_Problem statement_
Return the whole listing exactly as it stands.

_Supplied entries_
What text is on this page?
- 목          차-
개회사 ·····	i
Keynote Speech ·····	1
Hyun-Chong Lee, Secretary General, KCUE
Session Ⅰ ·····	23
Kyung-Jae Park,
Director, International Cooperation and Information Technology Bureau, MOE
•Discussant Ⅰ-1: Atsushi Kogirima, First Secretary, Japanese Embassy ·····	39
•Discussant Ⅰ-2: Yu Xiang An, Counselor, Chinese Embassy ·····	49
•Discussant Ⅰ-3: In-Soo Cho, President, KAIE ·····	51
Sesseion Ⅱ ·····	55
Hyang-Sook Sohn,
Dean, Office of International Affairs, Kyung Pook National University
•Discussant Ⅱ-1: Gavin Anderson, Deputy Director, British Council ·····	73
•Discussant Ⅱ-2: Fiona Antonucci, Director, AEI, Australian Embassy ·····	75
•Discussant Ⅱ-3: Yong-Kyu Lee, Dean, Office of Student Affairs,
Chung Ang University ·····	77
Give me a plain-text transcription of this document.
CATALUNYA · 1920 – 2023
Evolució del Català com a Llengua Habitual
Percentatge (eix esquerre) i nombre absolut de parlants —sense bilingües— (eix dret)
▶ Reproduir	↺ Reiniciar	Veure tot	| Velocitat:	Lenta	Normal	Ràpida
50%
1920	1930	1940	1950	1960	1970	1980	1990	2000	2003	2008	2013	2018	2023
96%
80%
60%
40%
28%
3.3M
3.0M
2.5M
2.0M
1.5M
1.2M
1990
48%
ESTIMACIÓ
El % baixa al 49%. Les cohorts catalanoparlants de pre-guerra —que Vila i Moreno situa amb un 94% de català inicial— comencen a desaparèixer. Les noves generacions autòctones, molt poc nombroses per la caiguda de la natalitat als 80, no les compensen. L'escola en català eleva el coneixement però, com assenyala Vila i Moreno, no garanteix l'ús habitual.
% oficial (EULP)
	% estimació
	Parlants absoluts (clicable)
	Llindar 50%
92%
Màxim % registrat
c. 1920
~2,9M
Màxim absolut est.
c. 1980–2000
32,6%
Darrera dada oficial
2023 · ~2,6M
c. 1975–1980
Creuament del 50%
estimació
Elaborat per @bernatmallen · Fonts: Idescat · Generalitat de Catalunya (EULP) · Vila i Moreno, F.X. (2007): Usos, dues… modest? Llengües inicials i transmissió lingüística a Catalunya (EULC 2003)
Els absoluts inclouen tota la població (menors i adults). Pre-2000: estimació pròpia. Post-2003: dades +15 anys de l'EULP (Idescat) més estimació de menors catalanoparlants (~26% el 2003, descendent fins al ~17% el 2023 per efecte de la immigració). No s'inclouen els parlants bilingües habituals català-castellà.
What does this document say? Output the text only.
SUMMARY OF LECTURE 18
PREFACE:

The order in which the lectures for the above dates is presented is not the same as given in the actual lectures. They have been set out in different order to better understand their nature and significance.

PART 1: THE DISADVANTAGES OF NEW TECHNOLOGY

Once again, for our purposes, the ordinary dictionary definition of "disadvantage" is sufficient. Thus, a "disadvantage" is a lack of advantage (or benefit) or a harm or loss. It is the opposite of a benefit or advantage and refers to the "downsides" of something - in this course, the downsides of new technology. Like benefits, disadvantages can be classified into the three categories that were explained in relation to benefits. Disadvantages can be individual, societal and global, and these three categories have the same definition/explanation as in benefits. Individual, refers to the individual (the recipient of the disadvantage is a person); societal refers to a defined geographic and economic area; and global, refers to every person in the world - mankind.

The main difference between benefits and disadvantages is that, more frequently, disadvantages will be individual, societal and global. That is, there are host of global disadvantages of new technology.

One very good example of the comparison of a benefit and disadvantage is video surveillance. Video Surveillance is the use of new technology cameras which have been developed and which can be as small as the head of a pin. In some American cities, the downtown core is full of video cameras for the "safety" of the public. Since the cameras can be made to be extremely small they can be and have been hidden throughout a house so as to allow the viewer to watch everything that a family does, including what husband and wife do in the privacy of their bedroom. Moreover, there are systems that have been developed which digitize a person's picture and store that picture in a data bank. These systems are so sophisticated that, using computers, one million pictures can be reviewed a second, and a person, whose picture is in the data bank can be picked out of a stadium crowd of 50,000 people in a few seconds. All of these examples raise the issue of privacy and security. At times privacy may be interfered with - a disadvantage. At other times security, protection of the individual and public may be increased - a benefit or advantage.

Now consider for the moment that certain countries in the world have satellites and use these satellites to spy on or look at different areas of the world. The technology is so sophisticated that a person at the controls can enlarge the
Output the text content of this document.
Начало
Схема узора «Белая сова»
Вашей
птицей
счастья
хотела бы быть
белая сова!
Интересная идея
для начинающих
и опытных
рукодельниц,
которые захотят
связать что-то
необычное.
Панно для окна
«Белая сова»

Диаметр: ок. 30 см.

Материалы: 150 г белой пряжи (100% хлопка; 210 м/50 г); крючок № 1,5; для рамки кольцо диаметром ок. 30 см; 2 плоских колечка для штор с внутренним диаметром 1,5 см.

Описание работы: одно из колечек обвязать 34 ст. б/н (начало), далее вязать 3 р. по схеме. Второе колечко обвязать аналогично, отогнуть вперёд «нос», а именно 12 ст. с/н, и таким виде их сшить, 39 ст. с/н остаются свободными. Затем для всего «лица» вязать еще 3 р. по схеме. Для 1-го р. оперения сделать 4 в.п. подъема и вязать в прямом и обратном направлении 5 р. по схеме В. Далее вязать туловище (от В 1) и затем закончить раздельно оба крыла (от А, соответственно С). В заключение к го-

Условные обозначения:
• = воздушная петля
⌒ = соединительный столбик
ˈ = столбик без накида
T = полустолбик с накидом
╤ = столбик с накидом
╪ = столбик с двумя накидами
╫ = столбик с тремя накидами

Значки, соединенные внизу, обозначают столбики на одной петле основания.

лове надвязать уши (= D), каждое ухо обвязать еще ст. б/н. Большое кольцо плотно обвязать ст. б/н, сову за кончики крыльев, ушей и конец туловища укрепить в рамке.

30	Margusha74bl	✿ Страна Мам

_Answer to the exercise_
What text is on this page?
- 목          차-
개회사 ·····	i
Keynote Speech ·····	1
Hyun-Chong Lee, Secretary General, KCUE
Session Ⅰ ·····	23
Kyung-Jae Park,
Director, International Cooperation and Information Technology Bureau, MOE
•Discussant Ⅰ-1: Atsushi Kogirima, First Secretary, Japanese Embassy ·····	39
•Discussant Ⅰ-2: Yu Xiang An, Counselor, Chinese Embassy ·····	49
•Discussant Ⅰ-3: In-Soo Cho, President, KAIE ·····	51
Sesseion Ⅱ ·····	55
Hyang-Sook Sohn,
Dean, Office of International Affairs, Kyung Pook National University
•Discussant Ⅱ-1: Gavin Anderson, Deputy Director, British Council ·····	73
•Discussant Ⅱ-2: Fiona Antonucci, Director, AEI, Australian Embassy ·····	75
•Discussant Ⅱ-3: Yong-Kyu Lee, Dean, Office of Student Affairs,
Chung Ang University ·····	77
Give me a plain-text transcription of this document.
CATALUNYA · 1920 – 2023
Evolució del Català com a Llengua Habitual
Percentatge (eix esquerre) i nombre absolut de parlants —sense bilingües— (eix dret)
▶ Reproduir	↺ Reiniciar	Veure tot	| Velocitat:	Lenta	Normal	Ràpida
50%
1920	1930	1940	1950	1960	1970	1980	1990	2000	2003	2008	2013	2018	2023
96%
80%
60%
40%
28%
3.3M
3.0M
2.5M
2.0M
1.5M
1.2M
1990
48%
ESTIMACIÓ
El % baixa al 49%. Les cohorts catalanoparlants de pre-guerra —que Vila i Moreno situa amb un 94% de català inicial— comencen a desaparèixer. Les noves generacions autòctones, molt poc nombroses per la caiguda de la natalitat als 80, no les compensen. L'escola en català eleva el coneixement però, com assenyala Vila i Moreno, no garanteix l'ús habitual.
% oficial (EULP)
	% estimació
	Parlants absoluts (clicable)
	Llindar 50%
92%
Màxim % registrat
c. 1920
~2,9M
Màxim absolut est.
c. 1980–2000
32,6%
Darrera dada oficial
2023 · ~2,6M
c. 1975–1980
Creuament del 50%
estimació
Elaborat per @bernatmallen · Fonts: Idescat · Generalitat de Catalunya (EULP) · Vila i Moreno, F.X. (2007): Usos, dues… modest? Llengües inicials i transmissió lingüística a Catalunya (EULC 2003)
Els absoluts inclouen tota la població (menors i adults). Pre-2000: estimació pròpia. Post-2003: dades +15 anys de l'EULP (Idescat) més estimació de menors catalanoparlants (~26% el 2003, descendent fins al ~17% el 2023 per efecte de la immigració). No s'inclouen els parlants bilingües habituals català-castellà.
What does this document say? Output the text only.
SUMMARY OF LECTURE 18
PREFACE:

The order in which the lectures for the above dates is presented is not the same as given in the actual lectures. They have been set out in different order to better understand their nature and significance.

PART 1: THE DISADVANTAGES OF NEW TECHNOLOGY

Once again, for our purposes, the ordinary dictionary definition of "disadvantage" is sufficient. Thus, a "disadvantage" is a lack of advantage (or benefit) or a harm or loss. It is the opposite of a benefit or advantage and refers to the "downsides" of something - in this course, the downsides of new technology. Like benefits, disadvantages can be classified into the three categories that were explained in relation to benefits. Disadvantages can be individual, societal and global, and these three categories have the same definition/explanation as in benefits. Individual, refers to the individual (the recipient of the disadvantage is a person); societal refers to a defined geographic and economic area; and global, refers to every person in the world - mankind.

The main difference between benefits and disadvantages is that, more frequently, disadvantages will be individual, societal and global. That is, there are host of global disadvantages of new technology.

One very good example of the comparison of a benefit and disadvantage is video surveillance. Video Surveillance is the use of new technology cameras which have been developed and which can be as small as the head of a pin. In some American cities, the downtown core is full of video cameras for the "safety" of the public. Since the cameras can be made to be extremely small they can be and have been hidden throughout a house so as to allow the viewer to watch everything that a family does, including what husband and wife do in the privacy of their bedroom. Moreover, there are systems that have been developed which digitize a person's picture and store that picture in a data bank. These systems are so sophisticated that, using computers, one million pictures can be reviewed a second, and a person, whose picture is in the data bank can be picked out of a stadium crowd of 50,000 people in a few seconds. All of these examples raise the issue of privacy and security. At times privacy may be interfered with - a disadvantage. At other times security, protection of the individual and public may be increased - a benefit or advantage.

Now consider for the moment that certain countries in the world have satellites and use these satellites to spy on or look at different areas of the world. The technology is so sophisticated that a person at the controls can enlarge the
Output the text content of this document.
Начало
Схема узора «Белая сова»
Вашей
птицей
счастья
хотела бы быть
белая сова!
Интересная идея
для начинающих
и опытных
рукодельниц,
которые захотят
связать что-то
необычное.
Панно для окна
«Белая сова»

Диаметр: ок. 30 см.

Материалы: 150 г белой пряжи (100% хлопка; 210 м/50 г); крючок № 1,5; для рамки кольцо диаметром ок. 30 см; 2 плоских колечка для штор с внутренним диаметром 1,5 см.

Описание работы: одно из колечек обвязать 34 ст. б/н (начало), далее вязать 3 р. по схеме. Второе колечко обвязать аналогично, отогнуть вперёд «нос», а именно 12 ст. с/н, и таким виде их сшить, 39 ст. с/н остаются свободными. Затем для всего «лица» вязать еще 3 р. по схеме. Для 1-го р. оперения сделать 4 в.п. подъема и вязать в прямом и обратном направлении 5 р. по схеме В. Далее вязать туловище (от В 1) и затем закончить раздельно оба крыла (от А, соответственно С). В заключение к го-

Условные обозначения:
• = воздушная петля
⌒ = соединительный столбик
ˈ = столбик без накида
T = полустолбик с накидом
╤ = столбик с накидом
╪ = столбик с двумя накидами
╫ = столбик с тремя накидами

Значки, соединенные внизу, обозначают столбики на одной петле основания.

лове надвязать уши (= D), каждое ухо обвязать еще ст. б/н. Большое кольцо плотно обвязать ст. б/н, сову за кончики крыльев, ушей и конец туловища укрепить в рамке.

30	Margusha74bl	✿ Страна Мам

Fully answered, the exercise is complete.